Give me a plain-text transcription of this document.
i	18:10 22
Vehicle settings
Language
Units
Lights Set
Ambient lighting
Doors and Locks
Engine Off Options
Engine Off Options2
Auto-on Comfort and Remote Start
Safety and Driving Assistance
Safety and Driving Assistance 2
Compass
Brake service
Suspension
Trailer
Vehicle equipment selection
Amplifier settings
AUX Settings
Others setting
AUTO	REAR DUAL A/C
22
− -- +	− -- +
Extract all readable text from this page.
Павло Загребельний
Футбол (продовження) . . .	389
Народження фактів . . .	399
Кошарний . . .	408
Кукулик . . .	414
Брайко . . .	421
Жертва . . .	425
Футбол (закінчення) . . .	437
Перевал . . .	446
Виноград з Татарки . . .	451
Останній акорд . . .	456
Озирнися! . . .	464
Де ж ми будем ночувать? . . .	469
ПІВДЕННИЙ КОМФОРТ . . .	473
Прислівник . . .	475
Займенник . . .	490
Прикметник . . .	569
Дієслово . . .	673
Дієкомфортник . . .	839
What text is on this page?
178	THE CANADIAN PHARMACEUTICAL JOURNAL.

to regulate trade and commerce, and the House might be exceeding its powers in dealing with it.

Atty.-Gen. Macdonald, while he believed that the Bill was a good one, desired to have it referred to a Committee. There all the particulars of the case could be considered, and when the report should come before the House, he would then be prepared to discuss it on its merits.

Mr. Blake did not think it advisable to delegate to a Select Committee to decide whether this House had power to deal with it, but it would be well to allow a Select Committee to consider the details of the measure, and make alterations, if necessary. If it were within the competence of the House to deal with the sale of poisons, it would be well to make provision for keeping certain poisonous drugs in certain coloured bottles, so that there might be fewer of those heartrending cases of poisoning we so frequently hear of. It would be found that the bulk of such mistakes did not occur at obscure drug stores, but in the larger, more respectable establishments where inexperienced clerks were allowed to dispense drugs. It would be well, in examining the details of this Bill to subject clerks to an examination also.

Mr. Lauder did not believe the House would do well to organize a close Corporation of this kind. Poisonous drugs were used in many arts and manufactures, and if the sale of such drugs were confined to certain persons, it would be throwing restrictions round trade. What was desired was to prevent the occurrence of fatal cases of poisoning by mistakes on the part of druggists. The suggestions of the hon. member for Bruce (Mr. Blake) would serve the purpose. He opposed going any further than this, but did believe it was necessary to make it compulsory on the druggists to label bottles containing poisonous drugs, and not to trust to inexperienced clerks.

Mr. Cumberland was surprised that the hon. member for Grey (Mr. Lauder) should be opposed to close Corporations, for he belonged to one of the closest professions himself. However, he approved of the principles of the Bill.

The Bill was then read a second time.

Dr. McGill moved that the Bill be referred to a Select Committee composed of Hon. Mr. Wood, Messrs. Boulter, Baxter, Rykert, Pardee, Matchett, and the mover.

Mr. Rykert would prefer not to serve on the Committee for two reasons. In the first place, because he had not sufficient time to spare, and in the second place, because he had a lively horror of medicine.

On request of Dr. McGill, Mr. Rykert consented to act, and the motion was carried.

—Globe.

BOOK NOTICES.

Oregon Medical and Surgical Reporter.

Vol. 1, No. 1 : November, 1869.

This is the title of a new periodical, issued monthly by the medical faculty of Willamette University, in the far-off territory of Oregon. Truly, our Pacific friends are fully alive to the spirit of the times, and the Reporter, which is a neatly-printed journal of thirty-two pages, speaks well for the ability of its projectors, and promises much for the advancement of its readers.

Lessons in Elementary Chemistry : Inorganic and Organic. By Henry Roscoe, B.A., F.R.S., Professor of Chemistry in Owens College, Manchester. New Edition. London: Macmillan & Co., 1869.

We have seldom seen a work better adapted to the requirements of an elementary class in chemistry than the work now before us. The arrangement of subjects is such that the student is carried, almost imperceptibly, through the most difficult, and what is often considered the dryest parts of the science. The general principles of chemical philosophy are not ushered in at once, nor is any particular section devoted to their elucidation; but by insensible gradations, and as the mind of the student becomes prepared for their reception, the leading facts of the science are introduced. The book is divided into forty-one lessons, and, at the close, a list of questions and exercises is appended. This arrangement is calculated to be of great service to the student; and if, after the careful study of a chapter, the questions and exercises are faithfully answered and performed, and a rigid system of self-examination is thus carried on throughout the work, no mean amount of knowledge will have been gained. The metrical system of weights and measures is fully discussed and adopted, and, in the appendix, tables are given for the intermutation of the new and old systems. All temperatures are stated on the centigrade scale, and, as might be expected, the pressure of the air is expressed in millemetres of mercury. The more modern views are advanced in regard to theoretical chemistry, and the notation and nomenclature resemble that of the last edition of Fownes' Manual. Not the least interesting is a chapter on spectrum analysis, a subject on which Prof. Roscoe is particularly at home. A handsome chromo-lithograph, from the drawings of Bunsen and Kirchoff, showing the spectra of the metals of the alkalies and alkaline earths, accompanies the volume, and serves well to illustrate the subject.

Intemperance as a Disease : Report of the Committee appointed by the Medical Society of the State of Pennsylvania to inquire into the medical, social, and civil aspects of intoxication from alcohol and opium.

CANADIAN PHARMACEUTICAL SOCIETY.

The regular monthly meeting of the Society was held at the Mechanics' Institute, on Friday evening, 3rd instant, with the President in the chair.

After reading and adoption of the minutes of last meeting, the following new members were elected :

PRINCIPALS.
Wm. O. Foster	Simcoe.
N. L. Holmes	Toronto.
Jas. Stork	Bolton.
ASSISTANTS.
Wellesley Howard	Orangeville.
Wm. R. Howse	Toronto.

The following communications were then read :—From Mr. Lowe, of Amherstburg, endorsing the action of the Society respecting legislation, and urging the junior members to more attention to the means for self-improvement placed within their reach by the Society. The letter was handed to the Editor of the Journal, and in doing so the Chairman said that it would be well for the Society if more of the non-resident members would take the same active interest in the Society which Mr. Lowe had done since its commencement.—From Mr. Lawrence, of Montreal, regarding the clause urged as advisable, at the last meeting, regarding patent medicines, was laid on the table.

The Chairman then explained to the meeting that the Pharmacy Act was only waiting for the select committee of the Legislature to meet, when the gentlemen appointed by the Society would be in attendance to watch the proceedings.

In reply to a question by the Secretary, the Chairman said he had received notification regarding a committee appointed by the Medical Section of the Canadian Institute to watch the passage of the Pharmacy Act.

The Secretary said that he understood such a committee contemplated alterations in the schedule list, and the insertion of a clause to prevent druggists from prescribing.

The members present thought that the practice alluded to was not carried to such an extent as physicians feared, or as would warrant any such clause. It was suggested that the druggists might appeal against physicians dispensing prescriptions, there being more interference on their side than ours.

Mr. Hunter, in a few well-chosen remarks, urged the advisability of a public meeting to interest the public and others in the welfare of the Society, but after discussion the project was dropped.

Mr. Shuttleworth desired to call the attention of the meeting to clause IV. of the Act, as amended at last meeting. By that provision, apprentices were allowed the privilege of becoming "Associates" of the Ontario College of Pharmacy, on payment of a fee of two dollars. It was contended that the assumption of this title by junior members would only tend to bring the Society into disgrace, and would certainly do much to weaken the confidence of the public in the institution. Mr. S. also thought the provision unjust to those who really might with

════════════════════

The problem
Copy each line of the data exactly, leaving nothing out.

Worked solution
Give me a plain-text transcription of this document.
i	18:10 22
Vehicle settings
Language
Units
Lights Set
Ambient lighting
Doors and Locks
Engine Off Options
Engine Off Options2
Auto-on Comfort and Remote Start
Safety and Driving Assistance
Safety and Driving Assistance 2
Compass
Brake service
Suspension
Trailer
Vehicle equipment selection
Amplifier settings
AUX Settings
Others setting
AUTO	REAR DUAL A/C
22
− -- +	− -- +
Extract all readable text from this page.
Павло Загребельний
Футбол (продовження) . . .	389
Народження фактів . . .	399
Кошарний . . .	408
Кукулик . . .	414
Брайко . . .	421
Жертва . . .	425
Футбол (закінчення) . . .	437
Перевал . . .	446
Виноград з Татарки . . .	451
Останній акорд . . .	456
Озирнися! . . .	464
Де ж ми будем ночувать? . . .	469
ПІВДЕННИЙ КОМФОРТ . . .	473
Прислівник . . .	475
Займенник . . .	490
Прикметник . . .	569
Дієслово . . .	673
Дієкомфортник . . .	839
What text is on this page?
178	THE CANADIAN PHARMACEUTICAL JOURNAL.

to regulate trade and commerce, and the House might be exceeding its powers in dealing with it.

Atty.-Gen. Macdonald, while he believed that the Bill was a good one, desired to have it referred to a Committee. There all the particulars of the case could be considered, and when the report should come before the House, he would then be prepared to discuss it on its merits.

Mr. Blake did not think it advisable to delegate to a Select Committee to decide whether this House had power to deal with it, but it would be well to allow a Select Committee to consider the details of the measure, and make alterations, if necessary. If it were within the competence of the House to deal with the sale of poisons, it would be well to make provision for keeping certain poisonous drugs in certain coloured bottles, so that there might be fewer of those heartrending cases of poisoning we so frequently hear of. It would be found that the bulk of such mistakes did not occur at obscure drug stores, but in the larger, more respectable establishments where inexperienced clerks were allowed to dispense drugs. It would be well, in examining the details of this Bill to subject clerks to an examination also.

Mr. Lauder did not believe the House would do well to organize a close Corporation of this kind. Poisonous drugs were used in many arts and manufactures, and if the sale of such drugs were confined to certain persons, it would be throwing restrictions round trade. What was desired was to prevent the occurrence of fatal cases of poisoning by mistakes on the part of druggists. The suggestions of the hon. member for Bruce (Mr. Blake) would serve the purpose. He opposed going any further than this, but did believe it was necessary to make it compulsory on the druggists to label bottles containing poisonous drugs, and not to trust to inexperienced clerks.

Mr. Cumberland was surprised that the hon. member for Grey (Mr. Lauder) should be opposed to close Corporations, for he belonged to one of the closest professions himself. However, he approved of the principles of the Bill.

The Bill was then read a second time.

Dr. McGill moved that the Bill be referred to a Select Committee composed of Hon. Mr. Wood, Messrs. Boulter, Baxter, Rykert, Pardee, Matchett, and the mover.

Mr. Rykert would prefer not to serve on the Committee for two reasons. In the first place, because he had not sufficient time to spare, and in the second place, because he had a lively horror of medicine.

On request of Dr. McGill, Mr. Rykert consented to act, and the motion was carried.

—Globe.

BOOK NOTICES.

Oregon Medical and Surgical Reporter.

Vol. 1, No. 1 : November, 1869.

This is the title of a new periodical, issued monthly by the medical faculty of Willamette University, in the far-off territory of Oregon. Truly, our Pacific friends are fully alive to the spirit of the times, and the Reporter, which is a neatly-printed journal of thirty-two pages, speaks well for the ability of its projectors, and promises much for the advancement of its readers.

Lessons in Elementary Chemistry : Inorganic and Organic. By Henry Roscoe, B.A., F.R.S., Professor of Chemistry in Owens College, Manchester. New Edition. London: Macmillan & Co., 1869.

We have seldom seen a work better adapted to the requirements of an elementary class in chemistry than the work now before us. The arrangement of subjects is such that the student is carried, almost imperceptibly, through the most difficult, and what is often considered the dryest parts of the science. The general principles of chemical philosophy are not ushered in at once, nor is any particular section devoted to their elucidation; but by insensible gradations, and as the mind of the student becomes prepared for their reception, the leading facts of the science are introduced. The book is divided into forty-one lessons, and, at the close, a list of questions and exercises is appended. This arrangement is calculated to be of great service to the student; and if, after the careful study of a chapter, the questions and exercises are faithfully answered and performed, and a rigid system of self-examination is thus carried on throughout the work, no mean amount of knowledge will have been gained. The metrical system of weights and measures is fully discussed and adopted, and, in the appendix, tables are given for the intermutation of the new and old systems. All temperatures are stated on the centigrade scale, and, as might be expected, the pressure of the air is expressed in millemetres of mercury. The more modern views are advanced in regard to theoretical chemistry, and the notation and nomenclature resemble that of the last edition of Fownes' Manual. Not the least interesting is a chapter on spectrum analysis, a subject on which Prof. Roscoe is particularly at home. A handsome chromo-lithograph, from the drawings of Bunsen and Kirchoff, showing the spectra of the metals of the alkalies and alkaline earths, accompanies the volume, and serves well to illustrate the subject.

Intemperance as a Disease : Report of the Committee appointed by the Medical Society of the State of Pennsylvania to inquire into the medical, social, and civil aspects of intoxication from alcohol and opium.

CANADIAN PHARMACEUTICAL SOCIETY.

The regular monthly meeting of the Society was held at the Mechanics' Institute, on Friday evening, 3rd instant, with the President in the chair.

After reading and adoption of the minutes of last meeting, the following new members were elected :

PRINCIPALS.
Wm. O. Foster	Simcoe.
N. L. Holmes	Toronto.
Jas. Stork	Bolton.
ASSISTANTS.
Wellesley Howard	Orangeville.
Wm. R. Howse	Toronto.

The following communications were then read :—From Mr. Lowe, of Amherstburg, endorsing the action of the Society respecting legislation, and urging the junior members to more attention to the means for self-improvement placed within their reach by the Society. The letter was handed to the Editor of the Journal, and in doing so the Chairman said that it would be well for the Society if more of the non-resident members would take the same active interest in the Society which Mr. Lowe had done since its commencement.—From Mr. Lawrence, of Montreal, regarding the clause urged as advisable, at the last meeting, regarding patent medicines, was laid on the table.

The Chairman then explained to the meeting that the Pharmacy Act was only waiting for the select committee of the Legislature to meet, when the gentlemen appointed by the Society would be in attendance to watch the proceedings.

In reply to a question by the Secretary, the Chairman said he had received notification regarding a committee appointed by the Medical Section of the Canadian Institute to watch the passage of the Pharmacy Act.

The Secretary said that he understood such a committee contemplated alterations in the schedule list, and the insertion of a clause to prevent druggists from prescribing.

The members present thought that the practice alluded to was not carried to such an extent as physicians feared, or as would warrant any such clause. It was suggested that the druggists might appeal against physicians dispensing prescriptions, there being more interference on their side than ours.

Mr. Hunter, in a few well-chosen remarks, urged the advisability of a public meeting to interest the public and others in the welfare of the Society, but after discussion the project was dropped.

Mr. Shuttleworth desired to call the attention of the meeting to clause IV. of the Act, as amended at last meeting. By that provision, apprentices were allowed the privilege of becoming "Associates" of the Ontario College of Pharmacy, on payment of a fee of two dollars. It was contended that the assumption of this title by junior members would only tend to bring the Society into disgrace, and would certainly do much to weaken the confidence of the public in the institution. Mr. S. also thought the provision unjust to those who really might with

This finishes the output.